Task details: Print all of the entries exactly, minus the pictures.
◇ ◇ ◇ ◇
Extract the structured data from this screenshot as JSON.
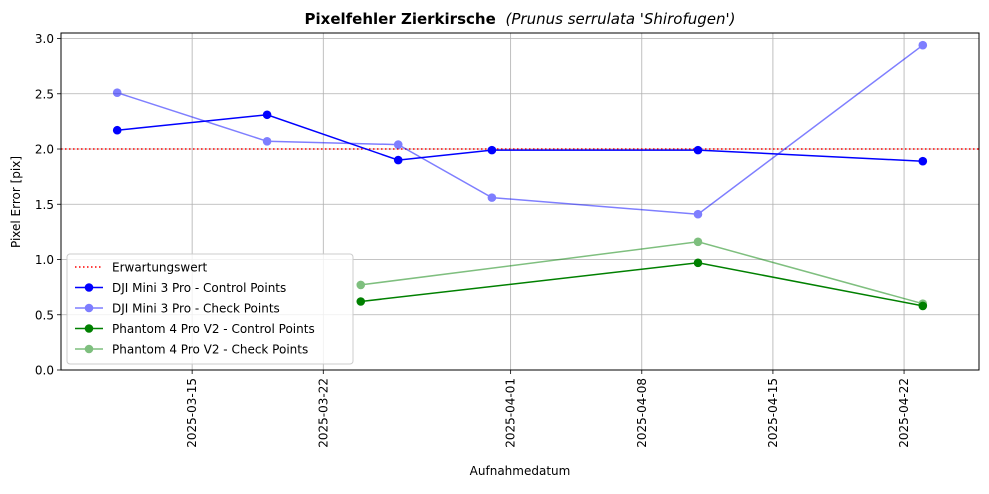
{
  "chart_data": {
    "type": "line",
    "title_bold": "Pixelfehler Zierkirsche",
    "title_italic": "(Prunus serrulata 'Shirofugen')",
    "xlabel": "Aufnahmedatum",
    "ylabel": "Pixel Error [pix]",
    "xlim": [
      "2025-03-08",
      "2025-04-26"
    ],
    "ylim": [
      0,
      3.05
    ],
    "xticks": [
      "2025-03-15",
      "2025-03-22",
      "2025-04-01",
      "2025-04-08",
      "2025-04-15",
      "2025-04-22"
    ],
    "yticks": [
      "0.0",
      "0.5",
      "1.0",
      "1.5",
      "2.0",
      "2.5",
      "3.0"
    ],
    "grid": true,
    "legend_position": "lower-left",
    "reference_line": {
      "name": "Erwartungswert",
      "value": 2.0,
      "color": "#ff0000",
      "style": "dotted"
    },
    "series": [
      {
        "name": "DJI Mini 3 Pro - Control Points",
        "color": "#0000ff",
        "opacity": 1.0,
        "points": [
          {
            "date": "2025-03-11",
            "value": 2.17
          },
          {
            "date": "2025-03-19",
            "value": 2.31
          },
          {
            "date": "2025-03-26",
            "value": 1.9
          },
          {
            "date": "2025-03-31",
            "value": 1.99
          },
          {
            "date": "2025-04-11",
            "value": 1.99
          },
          {
            "date": "2025-04-23",
            "value": 1.89
          }
        ]
      },
      {
        "name": "DJI Mini 3 Pro - Check Points",
        "color": "#0000ff",
        "opacity": 0.5,
        "points": [
          {
            "date": "2025-03-11",
            "value": 2.51
          },
          {
            "date": "2025-03-19",
            "value": 2.07
          },
          {
            "date": "2025-03-26",
            "value": 2.04
          },
          {
            "date": "2025-03-31",
            "value": 1.56
          },
          {
            "date": "2025-04-11",
            "value": 1.41
          },
          {
            "date": "2025-04-23",
            "value": 2.94
          }
        ]
      },
      {
        "name": "Phantom 4 Pro V2 - Control Points",
        "color": "#008000",
        "opacity": 1.0,
        "points": [
          {
            "date": "2025-03-24",
            "value": 0.62
          },
          {
            "date": "2025-04-11",
            "value": 0.97
          },
          {
            "date": "2025-04-23",
            "value": 0.58
          }
        ]
      },
      {
        "name": "Phantom 4 Pro V2 - Check Points",
        "color": "#008000",
        "opacity": 0.5,
        "points": [
          {
            "date": "2025-03-24",
            "value": 0.77
          },
          {
            "date": "2025-04-11",
            "value": 1.16
          },
          {
            "date": "2025-04-23",
            "value": 0.6
          }
        ]
      }
    ]
  }
}
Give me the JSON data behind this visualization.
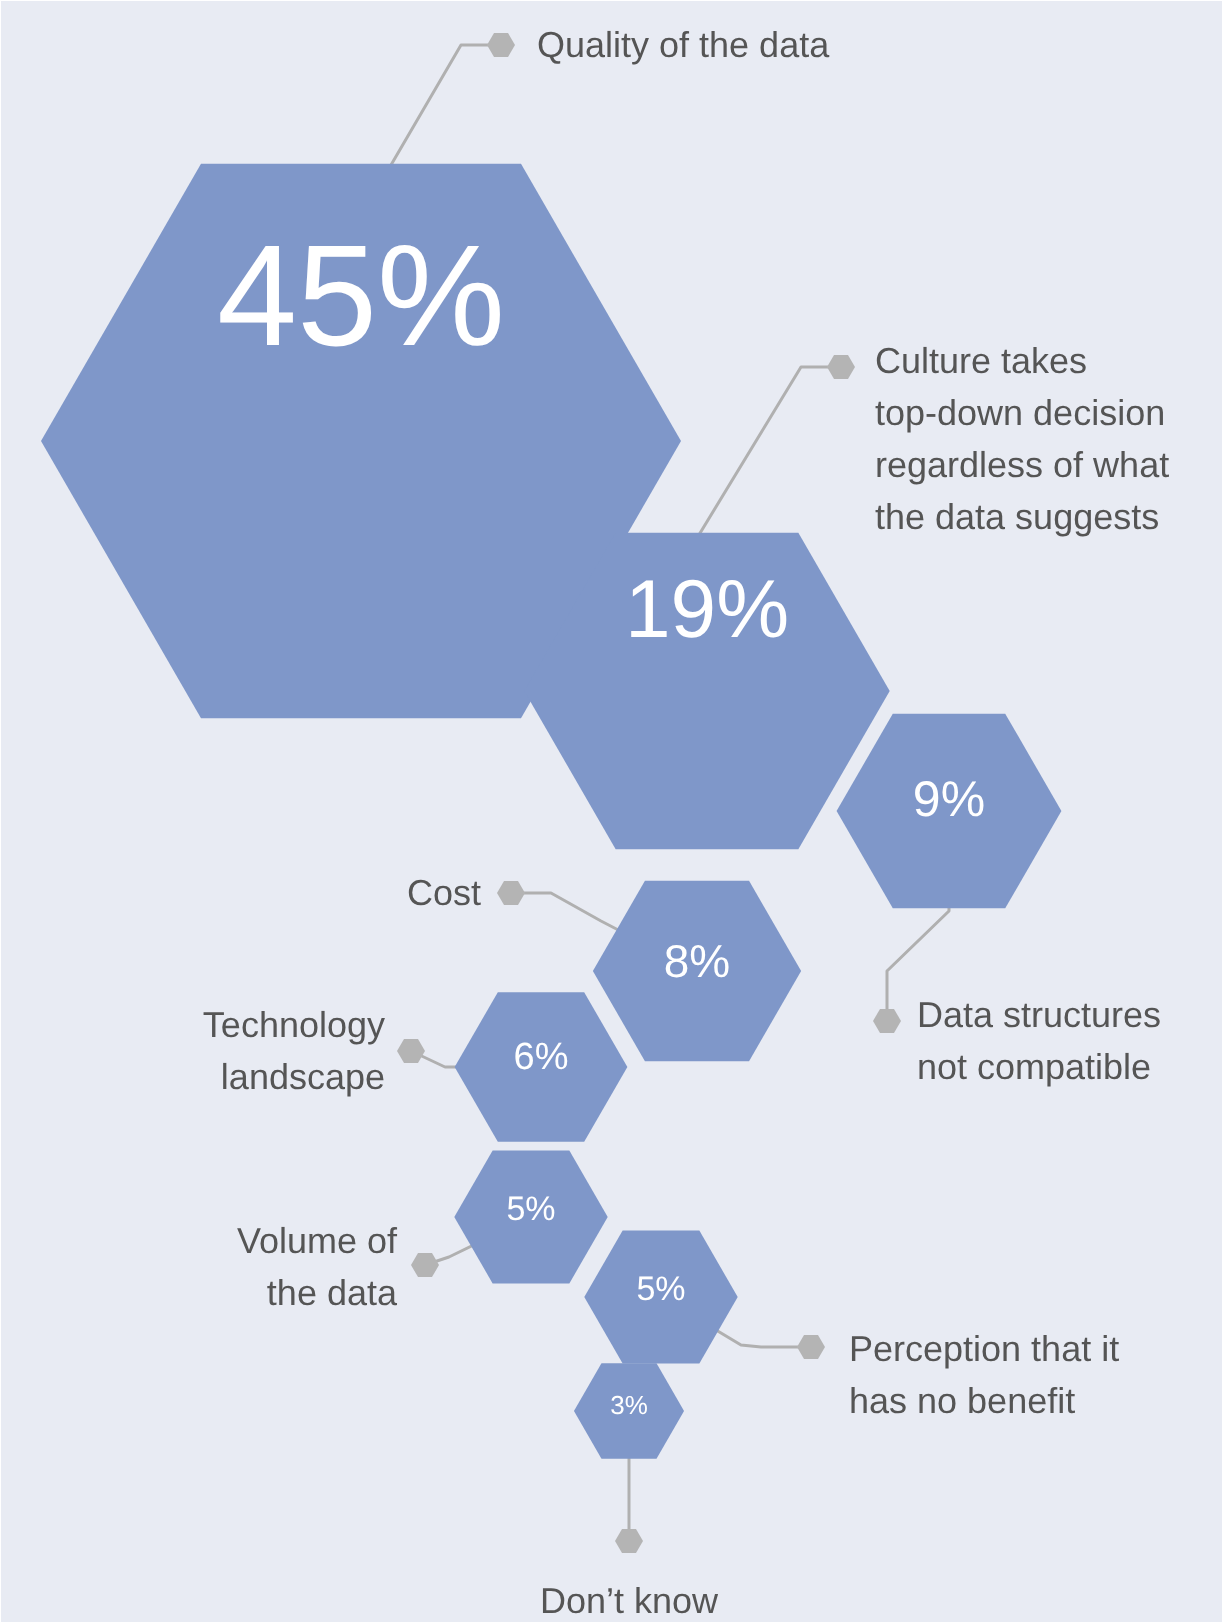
{
  "chart_data": {
    "type": "other",
    "categories": [
      "Quality of the data",
      "Culture takes\ntop-down decision\nregardless of what\nthe data suggests",
      "Data structures\nnot compatible",
      "Cost",
      "Technology\nlandscape",
      "Volume of\nthe data",
      "Perception that it\nhas no benefit",
      "Don’t know"
    ],
    "values": [
      45,
      19,
      9,
      8,
      6,
      5,
      5,
      3
    ],
    "value_labels": [
      "45%",
      "19%",
      "9%",
      "8%",
      "6%",
      "5%",
      "5%",
      "3%"
    ],
    "color": "#7f97c9"
  }
}
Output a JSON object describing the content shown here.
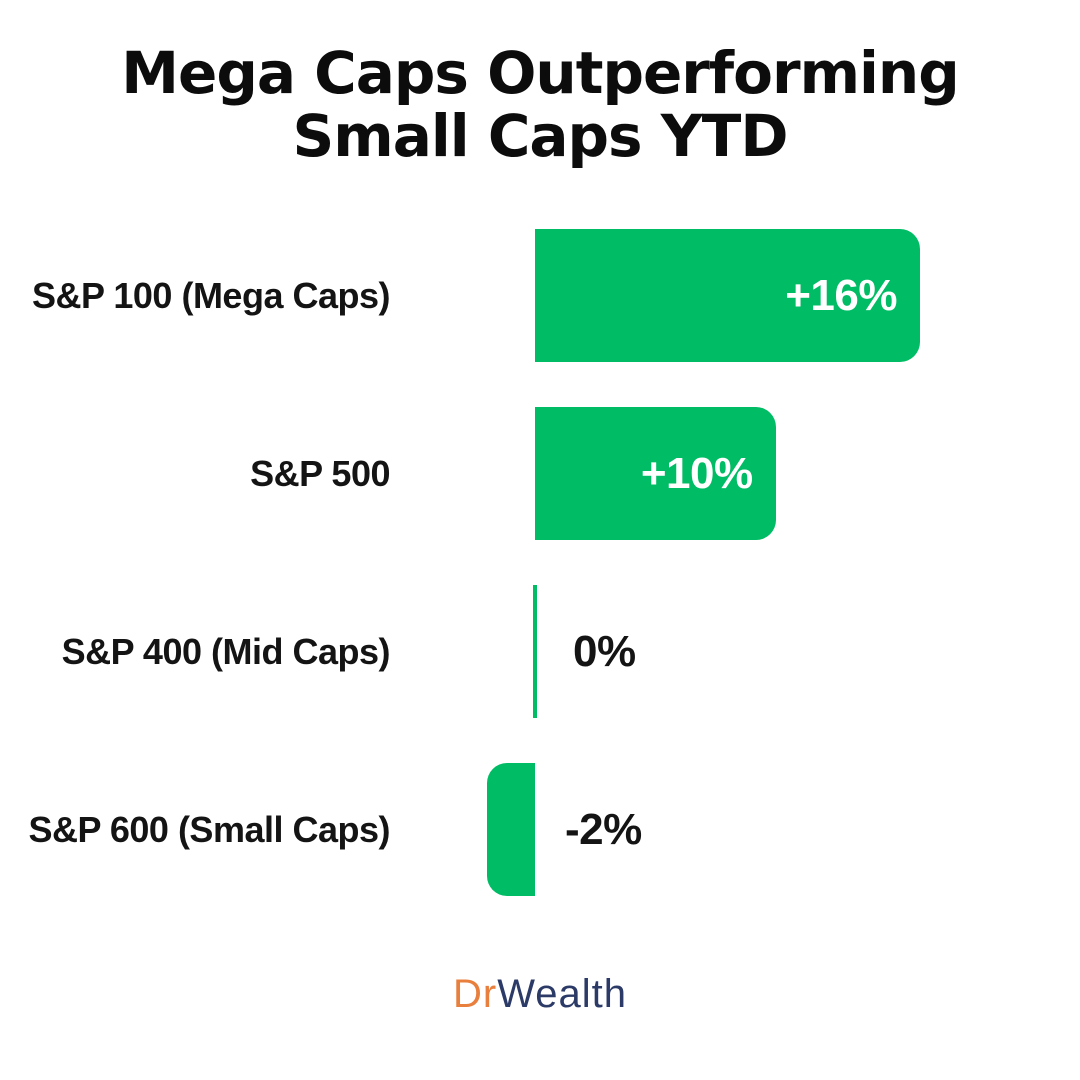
{
  "title": {
    "line1": "Mega Caps Outperforming",
    "line2": "Small Caps YTD"
  },
  "chart_data": {
    "type": "bar",
    "orientation": "horizontal",
    "title": "Mega Caps Outperforming Small Caps YTD",
    "categories": [
      "S&P 100 (Mega Caps)",
      "S&P 500",
      "S&P 400 (Mid Caps)",
      "S&P 600 (Small Caps)"
    ],
    "values": [
      16,
      10,
      0,
      -2
    ],
    "value_labels": [
      "+16%",
      "+10%",
      "0%",
      "-2%"
    ],
    "unit": "% YTD return",
    "xlim": [
      -2,
      16
    ],
    "grid": false,
    "legend": false,
    "bar_color": "#00bc64",
    "value_label_inside_color": "#ffffff",
    "value_label_outside_color": "#141414"
  },
  "footer": {
    "logo_prefix": "Dr",
    "logo_suffix": "Wealth",
    "logo_prefix_color": "#e87f3d",
    "logo_suffix_color": "#2b3a66"
  },
  "colors": {
    "background": "#ffffff",
    "title_text": "#0c0c0c",
    "category_text": "#141414",
    "bar_green": "#00bc64"
  }
}
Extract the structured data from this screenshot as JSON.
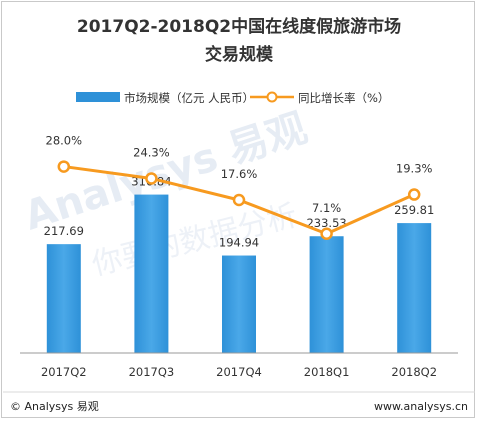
{
  "title_line1": "2017Q2-2018Q2中国在线度假旅游市场",
  "title_line2": "交易规模",
  "colors": {
    "bar": "#2e91d8",
    "bar_light": "#4aa8e8",
    "line": "#f79a1f",
    "marker_fill": "#ffffff",
    "axis": "#999999"
  },
  "chart_data": {
    "type": "bar",
    "categories": [
      "2017Q2",
      "2017Q3",
      "2017Q4",
      "2018Q1",
      "2018Q2"
    ],
    "series": [
      {
        "name": "市场规模（亿元 人民币）",
        "type": "bar",
        "axis": "left",
        "values": [
          217.69,
          316.84,
          194.94,
          233.53,
          259.81
        ],
        "labels": [
          "217.69",
          "316.84",
          "194.94",
          "233.53",
          "259.81"
        ]
      },
      {
        "name": "同比增长率（%）",
        "type": "line",
        "axis": "right",
        "values": [
          28.0,
          24.3,
          17.6,
          7.1,
          19.3
        ],
        "labels": [
          "28.0%",
          "24.3%",
          "17.6%",
          "7.1%",
          "19.3%"
        ]
      }
    ],
    "ylim": [
      0,
      450
    ],
    "y2lim": [
      -30,
      40
    ],
    "grid": false,
    "legend_position": "top"
  },
  "watermark": {
    "brand": "Analysys 易观",
    "slogan": "你要的数据分析"
  },
  "footer": {
    "left": "© Analysys 易观",
    "right": "www.analysys.cn"
  }
}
◇ ◇ ◇ ◇
Output:
Extract the structured data from this screenshot as JSON.
{
  "chart_data": {
    "type": "line",
    "title_bold": "Pixelfehler Zierkirsche",
    "title_italic": "(Prunus serrulata 'Shirofugen')",
    "xlabel": "Aufnahmedatum",
    "ylabel": "Pixel Error [pix]",
    "xlim": [
      "2025-03-08",
      "2025-04-26"
    ],
    "ylim": [
      0,
      3.05
    ],
    "xticks": [
      "2025-03-15",
      "2025-03-22",
      "2025-04-01",
      "2025-04-08",
      "2025-04-15",
      "2025-04-22"
    ],
    "yticks": [
      "0.0",
      "0.5",
      "1.0",
      "1.5",
      "2.0",
      "2.5",
      "3.0"
    ],
    "grid": true,
    "legend_position": "lower-left",
    "reference_line": {
      "name": "Erwartungswert",
      "value": 2.0,
      "color": "#ff0000",
      "style": "dotted"
    },
    "series": [
      {
        "name": "DJI Mini 3 Pro - Control Points",
        "color": "#0000ff",
        "opacity": 1.0,
        "points": [
          {
            "date": "2025-03-11",
            "value": 2.17
          },
          {
            "date": "2025-03-19",
            "value": 2.31
          },
          {
            "date": "2025-03-26",
            "value": 1.9
          },
          {
            "date": "2025-03-31",
            "value": 1.99
          },
          {
            "date": "2025-04-11",
            "value": 1.99
          },
          {
            "date": "2025-04-23",
            "value": 1.89
          }
        ]
      },
      {
        "name": "DJI Mini 3 Pro - Check Points",
        "color": "#0000ff",
        "opacity": 0.5,
        "points": [
          {
            "date": "2025-03-11",
            "value": 2.51
          },
          {
            "date": "2025-03-19",
            "value": 2.07
          },
          {
            "date": "2025-03-26",
            "value": 2.04
          },
          {
            "date": "2025-03-31",
            "value": 1.56
          },
          {
            "date": "2025-04-11",
            "value": 1.41
          },
          {
            "date": "2025-04-23",
            "value": 2.94
          }
        ]
      },
      {
        "name": "Phantom 4 Pro V2 - Control Points",
        "color": "#008000",
        "opacity": 1.0,
        "points": [
          {
            "date": "2025-03-24",
            "value": 0.62
          },
          {
            "date": "2025-04-11",
            "value": 0.97
          },
          {
            "date": "2025-04-23",
            "value": 0.58
          }
        ]
      },
      {
        "name": "Phantom 4 Pro V2 - Check Points",
        "color": "#008000",
        "opacity": 0.5,
        "points": [
          {
            "date": "2025-03-24",
            "value": 0.77
          },
          {
            "date": "2025-04-11",
            "value": 1.16
          },
          {
            "date": "2025-04-23",
            "value": 0.6
          }
        ]
      }
    ]
  }
}
Give me the JSON data behind this visualization.
{
  "chart_data": {
    "type": "other",
    "categories": [
      "Quality of the data",
      "Culture takes\ntop-down decision\nregardless of what\nthe data suggests",
      "Data structures\nnot compatible",
      "Cost",
      "Technology\nlandscape",
      "Volume of\nthe data",
      "Perception that it\nhas no benefit",
      "Don’t know"
    ],
    "values": [
      45,
      19,
      9,
      8,
      6,
      5,
      5,
      3
    ],
    "value_labels": [
      "45%",
      "19%",
      "9%",
      "8%",
      "6%",
      "5%",
      "5%",
      "3%"
    ],
    "color": "#7f97c9"
  }
}
Output a JSON object describing the content shown here.
{
  "title": {
    "line1": "Mega Caps Outperforming",
    "line2": "Small Caps YTD"
  },
  "chart_data": {
    "type": "bar",
    "orientation": "horizontal",
    "title": "Mega Caps Outperforming Small Caps YTD",
    "categories": [
      "S&P 100 (Mega Caps)",
      "S&P 500",
      "S&P 400 (Mid Caps)",
      "S&P 600 (Small Caps)"
    ],
    "values": [
      16,
      10,
      0,
      -2
    ],
    "value_labels": [
      "+16%",
      "+10%",
      "0%",
      "-2%"
    ],
    "unit": "% YTD return",
    "xlim": [
      -2,
      16
    ],
    "grid": false,
    "legend": false,
    "bar_color": "#00bc64",
    "value_label_inside_color": "#ffffff",
    "value_label_outside_color": "#141414"
  },
  "footer": {
    "logo_prefix": "Dr",
    "logo_suffix": "Wealth",
    "logo_prefix_color": "#e87f3d",
    "logo_suffix_color": "#2b3a66"
  },
  "colors": {
    "background": "#ffffff",
    "title_text": "#0c0c0c",
    "category_text": "#141414",
    "bar_green": "#00bc64"
  }
}
Extract the structured data from this screenshot as JSON.
{
  "title_line1": "2017Q2-2018Q2中国在线度假旅游市场",
  "title_line2": "交易规模",
  "colors": {
    "bar": "#2e91d8",
    "bar_light": "#4aa8e8",
    "line": "#f79a1f",
    "marker_fill": "#ffffff",
    "axis": "#999999"
  },
  "chart_data": {
    "type": "bar",
    "categories": [
      "2017Q2",
      "2017Q3",
      "2017Q4",
      "2018Q1",
      "2018Q2"
    ],
    "series": [
      {
        "name": "市场规模（亿元 人民币）",
        "type": "bar",
        "axis": "left",
        "values": [
          217.69,
          316.84,
          194.94,
          233.53,
          259.81
        ],
        "labels": [
          "217.69",
          "316.84",
          "194.94",
          "233.53",
          "259.81"
        ]
      },
      {
        "name": "同比增长率（%）",
        "type": "line",
        "axis": "right",
        "values": [
          28.0,
          24.3,
          17.6,
          7.1,
          19.3
        ],
        "labels": [
          "28.0%",
          "24.3%",
          "17.6%",
          "7.1%",
          "19.3%"
        ]
      }
    ],
    "ylim": [
      0,
      450
    ],
    "y2lim": [
      -30,
      40
    ],
    "grid": false,
    "legend_position": "top"
  },
  "watermark": {
    "brand": "Analysys 易观",
    "slogan": "你要的数据分析"
  },
  "footer": {
    "left": "© Analysys 易观",
    "right": "www.analysys.cn"
  }
}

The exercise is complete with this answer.